[start of Stored records]

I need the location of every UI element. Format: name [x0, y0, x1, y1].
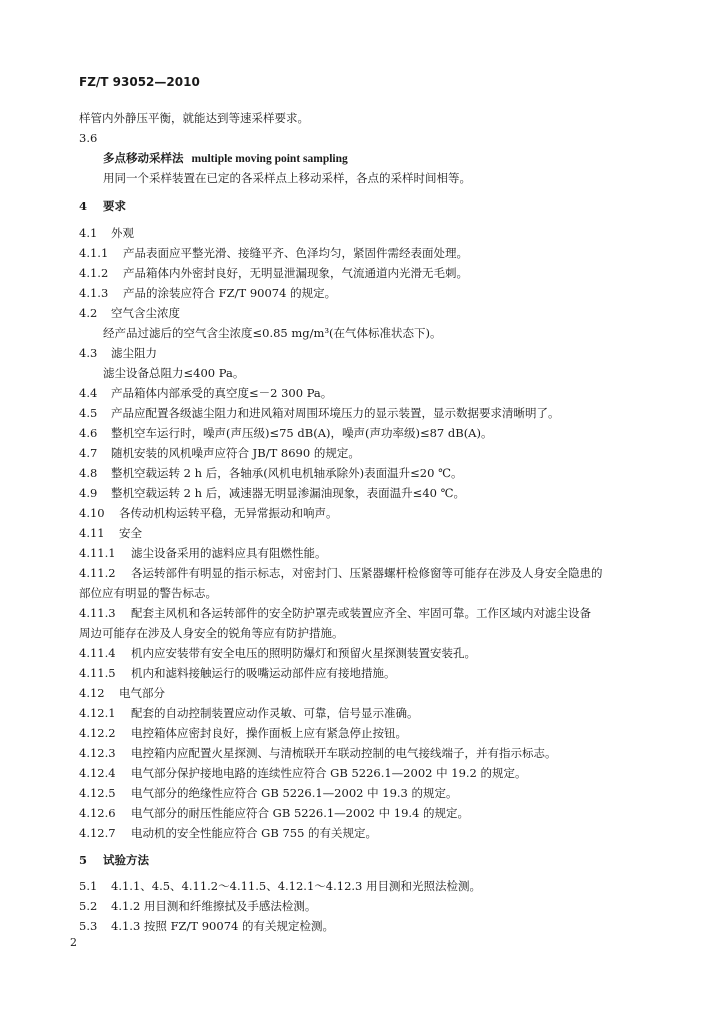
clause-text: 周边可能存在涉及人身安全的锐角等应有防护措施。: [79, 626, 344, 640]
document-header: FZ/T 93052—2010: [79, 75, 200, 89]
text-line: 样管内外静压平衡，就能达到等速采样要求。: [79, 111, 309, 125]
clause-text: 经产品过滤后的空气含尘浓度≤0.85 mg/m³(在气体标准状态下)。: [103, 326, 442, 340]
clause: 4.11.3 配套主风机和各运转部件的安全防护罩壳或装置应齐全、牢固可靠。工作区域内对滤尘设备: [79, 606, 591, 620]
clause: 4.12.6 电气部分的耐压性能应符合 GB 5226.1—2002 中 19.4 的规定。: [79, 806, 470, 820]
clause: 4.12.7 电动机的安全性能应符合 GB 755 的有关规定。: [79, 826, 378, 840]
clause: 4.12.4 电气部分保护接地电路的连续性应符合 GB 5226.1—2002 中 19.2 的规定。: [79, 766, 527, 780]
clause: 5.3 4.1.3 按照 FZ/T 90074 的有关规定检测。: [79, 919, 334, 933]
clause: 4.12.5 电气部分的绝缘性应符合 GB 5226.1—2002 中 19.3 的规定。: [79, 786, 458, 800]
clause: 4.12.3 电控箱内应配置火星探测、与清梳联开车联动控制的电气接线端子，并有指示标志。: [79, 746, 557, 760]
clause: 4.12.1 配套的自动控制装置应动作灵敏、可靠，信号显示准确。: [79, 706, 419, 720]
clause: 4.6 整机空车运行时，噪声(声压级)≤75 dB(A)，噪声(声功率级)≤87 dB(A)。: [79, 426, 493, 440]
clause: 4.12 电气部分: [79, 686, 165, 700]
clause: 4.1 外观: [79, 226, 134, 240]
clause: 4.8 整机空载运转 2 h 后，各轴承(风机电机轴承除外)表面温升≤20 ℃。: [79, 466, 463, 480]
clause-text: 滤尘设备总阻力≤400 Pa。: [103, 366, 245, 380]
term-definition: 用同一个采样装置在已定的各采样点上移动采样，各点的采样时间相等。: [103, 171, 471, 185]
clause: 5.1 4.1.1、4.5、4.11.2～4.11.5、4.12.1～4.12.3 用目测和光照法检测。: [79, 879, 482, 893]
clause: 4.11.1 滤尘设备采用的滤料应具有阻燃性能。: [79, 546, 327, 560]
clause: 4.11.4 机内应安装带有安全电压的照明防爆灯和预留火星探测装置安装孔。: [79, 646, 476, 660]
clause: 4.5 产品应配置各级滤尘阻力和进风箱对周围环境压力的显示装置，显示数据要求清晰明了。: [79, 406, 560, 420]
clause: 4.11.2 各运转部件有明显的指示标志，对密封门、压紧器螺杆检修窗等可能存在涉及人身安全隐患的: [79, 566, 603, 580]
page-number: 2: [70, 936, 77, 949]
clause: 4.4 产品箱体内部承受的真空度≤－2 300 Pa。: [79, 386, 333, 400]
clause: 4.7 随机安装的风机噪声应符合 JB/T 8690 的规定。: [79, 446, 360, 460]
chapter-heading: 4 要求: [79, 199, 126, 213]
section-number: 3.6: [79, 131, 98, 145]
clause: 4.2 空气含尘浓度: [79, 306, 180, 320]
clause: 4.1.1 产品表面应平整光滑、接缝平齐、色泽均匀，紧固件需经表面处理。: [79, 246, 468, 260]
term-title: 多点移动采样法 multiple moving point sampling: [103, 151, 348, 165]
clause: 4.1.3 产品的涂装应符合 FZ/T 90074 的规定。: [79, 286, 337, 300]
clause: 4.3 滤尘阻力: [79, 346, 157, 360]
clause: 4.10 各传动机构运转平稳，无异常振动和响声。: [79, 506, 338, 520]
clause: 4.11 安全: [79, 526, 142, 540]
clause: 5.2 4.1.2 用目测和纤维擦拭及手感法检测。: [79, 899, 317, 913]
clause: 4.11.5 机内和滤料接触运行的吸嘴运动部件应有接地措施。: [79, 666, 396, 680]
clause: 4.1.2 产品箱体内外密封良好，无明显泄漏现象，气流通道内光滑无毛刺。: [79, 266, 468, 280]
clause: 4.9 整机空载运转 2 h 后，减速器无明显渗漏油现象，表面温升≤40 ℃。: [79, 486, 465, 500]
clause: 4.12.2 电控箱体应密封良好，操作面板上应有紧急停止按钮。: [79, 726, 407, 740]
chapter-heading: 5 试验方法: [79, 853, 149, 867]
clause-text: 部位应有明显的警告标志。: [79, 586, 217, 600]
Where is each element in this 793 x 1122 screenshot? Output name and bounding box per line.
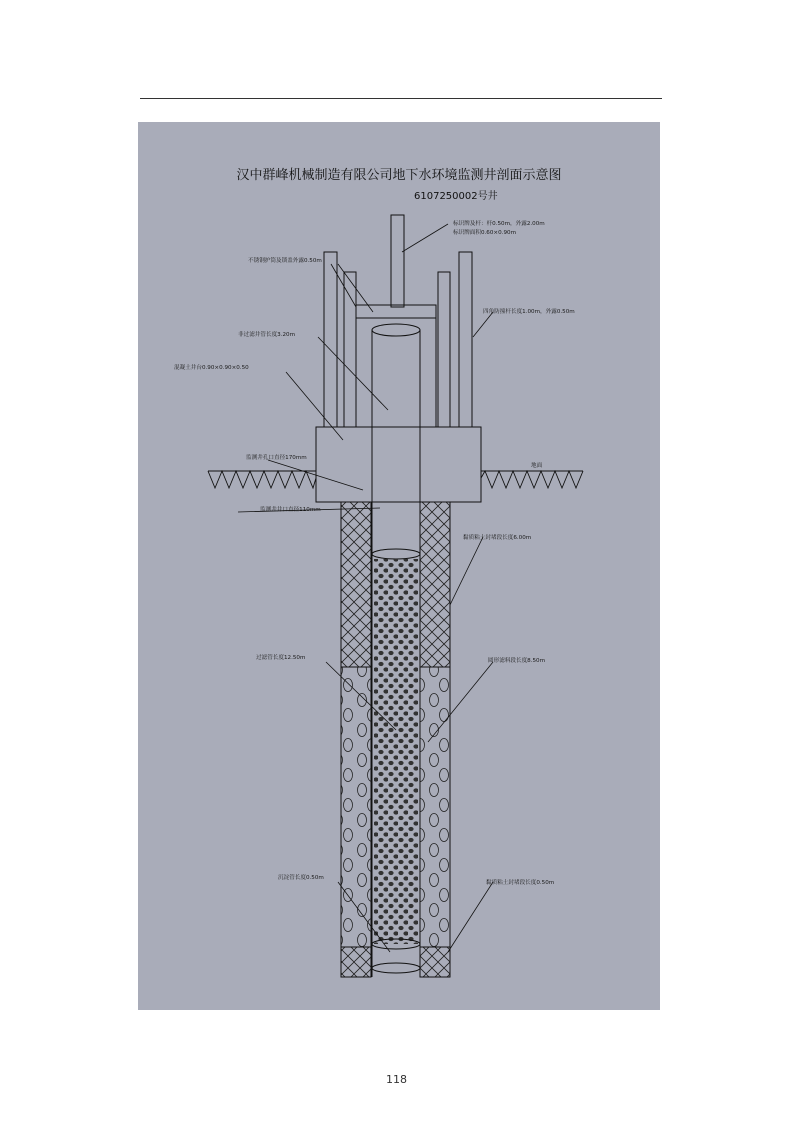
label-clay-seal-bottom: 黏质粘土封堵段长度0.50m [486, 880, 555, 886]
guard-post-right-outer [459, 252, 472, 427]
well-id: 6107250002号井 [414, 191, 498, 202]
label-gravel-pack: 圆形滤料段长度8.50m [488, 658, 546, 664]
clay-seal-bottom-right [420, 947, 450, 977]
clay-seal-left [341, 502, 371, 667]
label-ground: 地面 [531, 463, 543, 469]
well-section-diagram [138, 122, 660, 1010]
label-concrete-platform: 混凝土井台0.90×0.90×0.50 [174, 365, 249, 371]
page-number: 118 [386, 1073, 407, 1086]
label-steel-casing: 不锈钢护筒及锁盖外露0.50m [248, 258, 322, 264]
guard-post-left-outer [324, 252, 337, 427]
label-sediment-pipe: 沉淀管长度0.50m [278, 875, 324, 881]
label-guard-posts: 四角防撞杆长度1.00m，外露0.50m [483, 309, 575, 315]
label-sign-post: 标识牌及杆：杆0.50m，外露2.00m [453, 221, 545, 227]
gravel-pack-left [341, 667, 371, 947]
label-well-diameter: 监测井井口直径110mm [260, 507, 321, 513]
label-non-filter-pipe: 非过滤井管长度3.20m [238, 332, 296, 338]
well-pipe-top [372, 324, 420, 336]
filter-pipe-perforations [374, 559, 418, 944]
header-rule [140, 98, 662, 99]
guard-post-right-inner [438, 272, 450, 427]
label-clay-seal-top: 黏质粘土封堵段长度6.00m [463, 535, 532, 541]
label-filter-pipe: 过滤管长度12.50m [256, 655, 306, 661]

[end of Stored records]

• Exercise objective: Extract every line from the rows above that contains the string "element".

• Task solution:
I need the location of every UI element. Format: name [x0, y0, x1, y1].
Where is each element in this 793 x 1122 screenshot? Output name and bounding box per line.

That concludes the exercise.